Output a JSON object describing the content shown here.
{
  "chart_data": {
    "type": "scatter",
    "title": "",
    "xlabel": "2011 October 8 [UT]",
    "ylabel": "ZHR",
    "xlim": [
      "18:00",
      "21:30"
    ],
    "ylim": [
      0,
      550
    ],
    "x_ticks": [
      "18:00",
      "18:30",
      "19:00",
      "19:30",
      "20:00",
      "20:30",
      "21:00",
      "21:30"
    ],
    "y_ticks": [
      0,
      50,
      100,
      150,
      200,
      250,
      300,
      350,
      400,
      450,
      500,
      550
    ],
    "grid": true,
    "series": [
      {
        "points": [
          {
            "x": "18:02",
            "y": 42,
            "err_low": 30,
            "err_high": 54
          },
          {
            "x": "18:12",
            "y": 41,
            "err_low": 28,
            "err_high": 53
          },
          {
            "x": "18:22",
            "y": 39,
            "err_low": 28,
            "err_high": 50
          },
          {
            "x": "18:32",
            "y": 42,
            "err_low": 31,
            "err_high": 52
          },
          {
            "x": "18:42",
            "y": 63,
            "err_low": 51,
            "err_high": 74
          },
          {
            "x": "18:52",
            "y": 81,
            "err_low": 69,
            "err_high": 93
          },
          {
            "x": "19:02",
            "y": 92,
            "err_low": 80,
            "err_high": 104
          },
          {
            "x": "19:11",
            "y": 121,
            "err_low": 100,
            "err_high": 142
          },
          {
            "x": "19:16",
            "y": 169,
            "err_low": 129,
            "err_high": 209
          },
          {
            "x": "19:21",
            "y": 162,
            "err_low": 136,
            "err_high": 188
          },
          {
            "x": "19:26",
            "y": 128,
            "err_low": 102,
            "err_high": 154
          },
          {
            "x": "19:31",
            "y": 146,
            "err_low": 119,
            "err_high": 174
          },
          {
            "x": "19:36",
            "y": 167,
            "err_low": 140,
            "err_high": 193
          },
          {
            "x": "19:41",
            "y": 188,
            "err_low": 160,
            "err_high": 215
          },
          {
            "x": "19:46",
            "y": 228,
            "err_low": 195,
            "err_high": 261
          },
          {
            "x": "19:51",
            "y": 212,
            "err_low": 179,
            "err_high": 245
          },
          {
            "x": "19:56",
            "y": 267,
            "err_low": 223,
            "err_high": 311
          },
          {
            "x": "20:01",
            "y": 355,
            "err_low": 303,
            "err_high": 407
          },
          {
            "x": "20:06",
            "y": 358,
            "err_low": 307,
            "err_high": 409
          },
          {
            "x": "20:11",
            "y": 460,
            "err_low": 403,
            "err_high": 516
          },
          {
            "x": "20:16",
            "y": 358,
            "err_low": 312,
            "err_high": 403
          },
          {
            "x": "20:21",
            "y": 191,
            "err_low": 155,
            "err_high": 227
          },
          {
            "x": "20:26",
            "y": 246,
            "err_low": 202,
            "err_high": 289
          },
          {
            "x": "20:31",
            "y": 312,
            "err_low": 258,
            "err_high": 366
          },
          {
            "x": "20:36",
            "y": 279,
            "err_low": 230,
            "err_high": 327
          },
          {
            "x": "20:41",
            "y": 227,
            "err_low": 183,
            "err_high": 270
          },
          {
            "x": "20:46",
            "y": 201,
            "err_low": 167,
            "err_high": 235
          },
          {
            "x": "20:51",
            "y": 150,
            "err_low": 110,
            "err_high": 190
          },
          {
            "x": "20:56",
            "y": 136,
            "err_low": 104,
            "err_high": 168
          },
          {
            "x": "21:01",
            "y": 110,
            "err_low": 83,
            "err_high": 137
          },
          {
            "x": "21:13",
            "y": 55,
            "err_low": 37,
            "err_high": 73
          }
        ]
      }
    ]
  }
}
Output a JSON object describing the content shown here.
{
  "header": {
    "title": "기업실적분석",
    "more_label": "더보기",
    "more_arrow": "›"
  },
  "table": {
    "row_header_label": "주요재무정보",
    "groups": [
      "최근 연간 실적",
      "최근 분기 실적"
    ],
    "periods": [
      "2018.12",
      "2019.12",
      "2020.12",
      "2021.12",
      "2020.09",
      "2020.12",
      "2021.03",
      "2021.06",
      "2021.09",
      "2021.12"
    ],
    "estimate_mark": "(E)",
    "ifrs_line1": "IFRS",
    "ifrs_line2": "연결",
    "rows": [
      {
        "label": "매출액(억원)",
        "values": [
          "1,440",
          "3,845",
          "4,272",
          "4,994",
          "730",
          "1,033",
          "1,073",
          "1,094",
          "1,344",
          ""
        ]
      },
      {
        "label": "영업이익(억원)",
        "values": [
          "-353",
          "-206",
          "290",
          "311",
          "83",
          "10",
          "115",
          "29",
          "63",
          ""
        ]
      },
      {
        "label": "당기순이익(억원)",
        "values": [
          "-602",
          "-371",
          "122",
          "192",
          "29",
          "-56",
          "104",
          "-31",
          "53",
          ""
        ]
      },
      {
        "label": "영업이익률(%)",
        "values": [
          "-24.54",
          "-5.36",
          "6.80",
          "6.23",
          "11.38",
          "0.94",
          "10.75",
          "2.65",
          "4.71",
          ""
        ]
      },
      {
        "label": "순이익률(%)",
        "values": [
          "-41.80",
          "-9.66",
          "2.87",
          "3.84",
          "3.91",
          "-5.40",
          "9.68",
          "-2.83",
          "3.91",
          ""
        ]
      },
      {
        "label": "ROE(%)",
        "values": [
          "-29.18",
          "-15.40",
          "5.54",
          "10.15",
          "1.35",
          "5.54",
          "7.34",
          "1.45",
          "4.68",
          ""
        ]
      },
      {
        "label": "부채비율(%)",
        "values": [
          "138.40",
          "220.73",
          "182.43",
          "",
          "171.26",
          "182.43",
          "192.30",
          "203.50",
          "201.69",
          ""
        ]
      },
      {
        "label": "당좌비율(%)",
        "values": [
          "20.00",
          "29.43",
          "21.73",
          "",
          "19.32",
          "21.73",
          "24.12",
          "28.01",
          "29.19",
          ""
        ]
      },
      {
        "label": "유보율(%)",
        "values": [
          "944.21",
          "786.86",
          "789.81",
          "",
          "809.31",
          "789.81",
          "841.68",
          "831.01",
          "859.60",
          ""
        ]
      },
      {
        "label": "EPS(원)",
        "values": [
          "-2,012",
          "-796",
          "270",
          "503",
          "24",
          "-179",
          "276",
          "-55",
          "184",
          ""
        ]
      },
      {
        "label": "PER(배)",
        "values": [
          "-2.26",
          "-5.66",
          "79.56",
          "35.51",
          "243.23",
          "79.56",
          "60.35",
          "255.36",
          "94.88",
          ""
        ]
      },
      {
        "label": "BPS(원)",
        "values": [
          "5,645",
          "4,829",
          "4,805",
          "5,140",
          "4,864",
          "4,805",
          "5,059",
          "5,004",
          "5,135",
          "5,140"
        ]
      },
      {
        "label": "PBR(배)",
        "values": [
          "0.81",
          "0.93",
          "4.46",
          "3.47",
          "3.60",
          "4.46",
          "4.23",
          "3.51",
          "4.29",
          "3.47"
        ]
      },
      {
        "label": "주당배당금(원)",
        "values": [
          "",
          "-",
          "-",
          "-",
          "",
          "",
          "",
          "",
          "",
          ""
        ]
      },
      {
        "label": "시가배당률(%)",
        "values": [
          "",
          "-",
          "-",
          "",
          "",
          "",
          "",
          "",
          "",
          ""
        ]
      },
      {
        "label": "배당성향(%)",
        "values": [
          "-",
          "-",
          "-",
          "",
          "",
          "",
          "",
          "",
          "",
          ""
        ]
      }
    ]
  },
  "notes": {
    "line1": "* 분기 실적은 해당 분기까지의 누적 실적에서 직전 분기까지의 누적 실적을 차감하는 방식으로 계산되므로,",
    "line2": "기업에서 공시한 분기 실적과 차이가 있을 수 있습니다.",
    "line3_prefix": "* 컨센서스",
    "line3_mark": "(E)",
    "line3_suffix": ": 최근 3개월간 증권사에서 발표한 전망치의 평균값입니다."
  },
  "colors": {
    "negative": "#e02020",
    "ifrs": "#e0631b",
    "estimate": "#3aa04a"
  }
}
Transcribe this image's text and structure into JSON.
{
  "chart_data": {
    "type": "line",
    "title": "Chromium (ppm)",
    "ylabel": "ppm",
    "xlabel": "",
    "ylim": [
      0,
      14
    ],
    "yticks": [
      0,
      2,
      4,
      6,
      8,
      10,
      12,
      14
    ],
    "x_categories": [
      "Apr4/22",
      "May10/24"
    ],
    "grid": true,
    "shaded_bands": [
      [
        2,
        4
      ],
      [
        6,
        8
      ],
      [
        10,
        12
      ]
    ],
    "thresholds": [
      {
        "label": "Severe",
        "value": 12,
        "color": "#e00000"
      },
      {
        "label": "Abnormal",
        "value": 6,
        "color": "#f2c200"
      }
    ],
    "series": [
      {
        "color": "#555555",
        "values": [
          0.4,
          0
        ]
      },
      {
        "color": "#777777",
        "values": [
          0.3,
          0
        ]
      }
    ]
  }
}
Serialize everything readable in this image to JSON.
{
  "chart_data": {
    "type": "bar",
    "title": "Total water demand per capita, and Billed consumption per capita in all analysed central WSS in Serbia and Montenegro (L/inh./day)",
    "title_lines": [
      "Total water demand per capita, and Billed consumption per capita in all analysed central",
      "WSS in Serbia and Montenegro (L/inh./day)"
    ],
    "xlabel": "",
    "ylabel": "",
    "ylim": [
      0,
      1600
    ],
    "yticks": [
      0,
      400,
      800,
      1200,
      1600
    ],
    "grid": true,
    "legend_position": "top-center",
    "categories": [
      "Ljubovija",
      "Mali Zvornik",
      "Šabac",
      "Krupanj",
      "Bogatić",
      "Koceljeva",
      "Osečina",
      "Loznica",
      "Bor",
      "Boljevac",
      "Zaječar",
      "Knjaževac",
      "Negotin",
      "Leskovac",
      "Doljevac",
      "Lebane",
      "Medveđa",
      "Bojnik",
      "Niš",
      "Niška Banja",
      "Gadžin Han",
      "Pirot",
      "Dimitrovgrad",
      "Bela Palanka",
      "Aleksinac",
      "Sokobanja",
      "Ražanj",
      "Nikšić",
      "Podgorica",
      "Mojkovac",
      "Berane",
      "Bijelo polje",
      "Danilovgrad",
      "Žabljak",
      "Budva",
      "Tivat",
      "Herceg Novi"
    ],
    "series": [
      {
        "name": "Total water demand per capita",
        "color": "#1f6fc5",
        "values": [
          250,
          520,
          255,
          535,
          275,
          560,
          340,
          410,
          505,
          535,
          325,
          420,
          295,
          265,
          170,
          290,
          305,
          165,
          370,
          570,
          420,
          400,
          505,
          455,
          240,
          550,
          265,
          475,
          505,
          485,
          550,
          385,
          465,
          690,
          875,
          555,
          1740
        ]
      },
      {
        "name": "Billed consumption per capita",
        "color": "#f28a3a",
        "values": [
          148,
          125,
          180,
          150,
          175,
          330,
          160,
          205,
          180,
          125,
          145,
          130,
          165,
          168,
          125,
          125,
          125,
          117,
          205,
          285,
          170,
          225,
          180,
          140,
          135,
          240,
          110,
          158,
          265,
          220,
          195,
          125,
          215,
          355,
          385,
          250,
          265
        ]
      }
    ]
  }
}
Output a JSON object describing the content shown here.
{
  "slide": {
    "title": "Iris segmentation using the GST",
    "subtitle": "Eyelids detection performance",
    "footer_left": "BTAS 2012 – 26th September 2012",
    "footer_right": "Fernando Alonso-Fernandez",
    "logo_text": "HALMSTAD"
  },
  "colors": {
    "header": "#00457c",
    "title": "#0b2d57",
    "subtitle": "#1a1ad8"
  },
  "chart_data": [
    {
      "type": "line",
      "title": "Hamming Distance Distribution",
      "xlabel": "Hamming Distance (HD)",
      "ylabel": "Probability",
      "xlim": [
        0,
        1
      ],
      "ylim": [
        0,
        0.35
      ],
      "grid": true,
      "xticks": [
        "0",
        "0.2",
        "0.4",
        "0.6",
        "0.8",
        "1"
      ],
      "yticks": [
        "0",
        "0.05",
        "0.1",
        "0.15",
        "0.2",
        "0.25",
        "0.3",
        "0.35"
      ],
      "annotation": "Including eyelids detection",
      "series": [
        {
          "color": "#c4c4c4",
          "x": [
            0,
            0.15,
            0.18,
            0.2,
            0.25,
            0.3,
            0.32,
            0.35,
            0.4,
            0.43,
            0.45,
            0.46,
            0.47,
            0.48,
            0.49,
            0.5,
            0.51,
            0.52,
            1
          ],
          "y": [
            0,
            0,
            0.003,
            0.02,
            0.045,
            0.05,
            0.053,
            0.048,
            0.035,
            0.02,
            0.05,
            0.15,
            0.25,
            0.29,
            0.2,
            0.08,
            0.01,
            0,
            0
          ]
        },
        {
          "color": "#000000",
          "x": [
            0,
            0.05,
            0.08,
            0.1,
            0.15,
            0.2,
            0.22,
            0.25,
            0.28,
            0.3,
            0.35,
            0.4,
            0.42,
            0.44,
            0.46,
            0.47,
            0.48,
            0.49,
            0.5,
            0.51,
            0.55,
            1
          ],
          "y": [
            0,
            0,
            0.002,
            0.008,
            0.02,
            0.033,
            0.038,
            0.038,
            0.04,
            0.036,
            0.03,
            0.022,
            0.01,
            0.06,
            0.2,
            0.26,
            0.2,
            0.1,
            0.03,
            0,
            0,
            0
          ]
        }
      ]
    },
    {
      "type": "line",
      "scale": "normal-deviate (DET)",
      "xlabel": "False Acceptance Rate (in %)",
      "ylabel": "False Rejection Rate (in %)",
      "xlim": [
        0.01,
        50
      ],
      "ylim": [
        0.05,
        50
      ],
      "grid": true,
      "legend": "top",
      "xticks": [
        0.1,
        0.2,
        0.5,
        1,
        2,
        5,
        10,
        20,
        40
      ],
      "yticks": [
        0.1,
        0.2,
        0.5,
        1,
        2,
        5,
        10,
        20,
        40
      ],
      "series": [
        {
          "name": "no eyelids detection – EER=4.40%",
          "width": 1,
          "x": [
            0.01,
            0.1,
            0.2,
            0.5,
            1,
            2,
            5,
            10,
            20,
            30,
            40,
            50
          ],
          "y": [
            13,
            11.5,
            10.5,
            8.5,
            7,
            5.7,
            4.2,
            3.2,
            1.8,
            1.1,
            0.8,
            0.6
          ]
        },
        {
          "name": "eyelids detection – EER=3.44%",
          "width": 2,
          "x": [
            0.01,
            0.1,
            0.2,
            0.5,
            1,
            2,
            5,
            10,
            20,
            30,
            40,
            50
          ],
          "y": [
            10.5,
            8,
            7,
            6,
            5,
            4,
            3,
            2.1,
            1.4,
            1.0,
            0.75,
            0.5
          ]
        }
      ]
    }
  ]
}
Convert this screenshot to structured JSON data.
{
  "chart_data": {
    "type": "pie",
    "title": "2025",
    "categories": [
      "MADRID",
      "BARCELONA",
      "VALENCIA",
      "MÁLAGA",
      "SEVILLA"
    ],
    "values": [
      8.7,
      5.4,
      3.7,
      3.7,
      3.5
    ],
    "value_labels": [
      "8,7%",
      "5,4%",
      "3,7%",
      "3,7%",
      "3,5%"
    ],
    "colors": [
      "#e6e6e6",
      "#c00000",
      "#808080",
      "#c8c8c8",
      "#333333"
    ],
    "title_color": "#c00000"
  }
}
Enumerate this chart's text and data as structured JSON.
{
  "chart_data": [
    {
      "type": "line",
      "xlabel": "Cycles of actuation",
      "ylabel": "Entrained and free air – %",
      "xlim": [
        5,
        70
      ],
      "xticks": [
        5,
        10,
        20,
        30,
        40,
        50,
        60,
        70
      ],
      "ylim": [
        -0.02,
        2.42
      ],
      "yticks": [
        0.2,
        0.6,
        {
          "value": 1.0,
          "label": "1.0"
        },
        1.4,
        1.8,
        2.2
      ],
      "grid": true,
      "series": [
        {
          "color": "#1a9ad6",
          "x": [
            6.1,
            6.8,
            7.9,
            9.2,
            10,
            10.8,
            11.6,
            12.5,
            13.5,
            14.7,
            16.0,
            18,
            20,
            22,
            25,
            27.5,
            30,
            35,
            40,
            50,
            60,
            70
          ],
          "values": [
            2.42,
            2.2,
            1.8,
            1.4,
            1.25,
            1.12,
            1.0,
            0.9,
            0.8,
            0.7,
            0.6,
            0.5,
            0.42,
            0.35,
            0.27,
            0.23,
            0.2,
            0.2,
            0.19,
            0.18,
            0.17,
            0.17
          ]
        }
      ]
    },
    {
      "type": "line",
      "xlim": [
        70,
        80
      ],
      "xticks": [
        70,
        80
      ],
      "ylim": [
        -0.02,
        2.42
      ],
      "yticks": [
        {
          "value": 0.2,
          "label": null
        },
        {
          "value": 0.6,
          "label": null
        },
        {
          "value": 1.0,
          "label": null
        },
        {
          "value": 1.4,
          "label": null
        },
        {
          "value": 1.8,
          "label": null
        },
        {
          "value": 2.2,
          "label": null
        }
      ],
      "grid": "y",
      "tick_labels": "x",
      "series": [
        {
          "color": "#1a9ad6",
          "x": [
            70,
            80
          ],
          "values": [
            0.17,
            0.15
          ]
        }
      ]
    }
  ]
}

→ Work to be completed
Copy out each line in the listing that has the word "demand".

→ Solution for this exercise
    "title": "Total water demand per capita, and Billed consumption per capita in all analysed central WSS in Serbia and Montenegro (L/inh./day)",
      "Total water demand per capita, and Billed consumption per capita in all analysed central",
        "name": "Total water demand per capita",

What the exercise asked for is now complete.